╭──
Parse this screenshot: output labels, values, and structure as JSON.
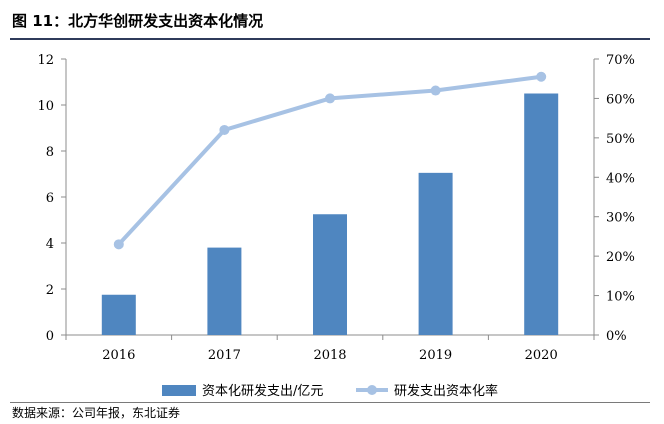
{
  "figure": {
    "title": "图 11：北方华创研发支出资本化情况",
    "source": "数据来源：公司年报，东北证券"
  },
  "chart_data": {
    "type": "bar",
    "title": "图 11：北方华创研发支出资本化情况",
    "categories": [
      "2016",
      "2017",
      "2018",
      "2019",
      "2020"
    ],
    "series": [
      {
        "name": "资本化研发支出/亿元",
        "type": "bar",
        "axis": "left",
        "color": "#4f86c0",
        "values": [
          1.75,
          3.8,
          5.25,
          7.05,
          10.5
        ]
      },
      {
        "name": "研发支出资本化率",
        "type": "line",
        "axis": "right",
        "color": "#a7c2e4",
        "values": [
          0.23,
          0.52,
          0.6,
          0.62,
          0.655
        ]
      }
    ],
    "y_left": {
      "min": 0,
      "max": 12,
      "ticks": [
        "0",
        "2",
        "4",
        "6",
        "8",
        "10",
        "12"
      ]
    },
    "y_right": {
      "min": 0,
      "max": 0.7,
      "ticks": [
        "0%",
        "10%",
        "20%",
        "30%",
        "40%",
        "50%",
        "60%",
        "70%"
      ]
    },
    "grid": false,
    "legend_position": "bottom"
  }
}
╰──
### Exercise description
Set down all the entries exactly as they appear, but skip any pictures.

### Reply
Parse this screenshot: output labels, values, and structure as JSON.
{
  "figure": {
    "title": "图 11：北方华创研发支出资本化情况",
    "source": "数据来源：公司年报，东北证券"
  },
  "chart_data": {
    "type": "bar",
    "title": "图 11：北方华创研发支出资本化情况",
    "categories": [
      "2016",
      "2017",
      "2018",
      "2019",
      "2020"
    ],
    "series": [
      {
        "name": "资本化研发支出/亿元",
        "type": "bar",
        "axis": "left",
        "color": "#4f86c0",
        "values": [
          1.75,
          3.8,
          5.25,
          7.05,
          10.5
        ]
      },
      {
        "name": "研发支出资本化率",
        "type": "line",
        "axis": "right",
        "color": "#a7c2e4",
        "values": [
          0.23,
          0.52,
          0.6,
          0.62,
          0.655
        ]
      }
    ],
    "y_left": {
      "min": 0,
      "max": 12,
      "ticks": [
        "0",
        "2",
        "4",
        "6",
        "8",
        "10",
        "12"
      ]
    },
    "y_right": {
      "min": 0,
      "max": 0.7,
      "ticks": [
        "0%",
        "10%",
        "20%",
        "30%",
        "40%",
        "50%",
        "60%",
        "70%"
      ]
    },
    "grid": false,
    "legend_position": "bottom"
  }
}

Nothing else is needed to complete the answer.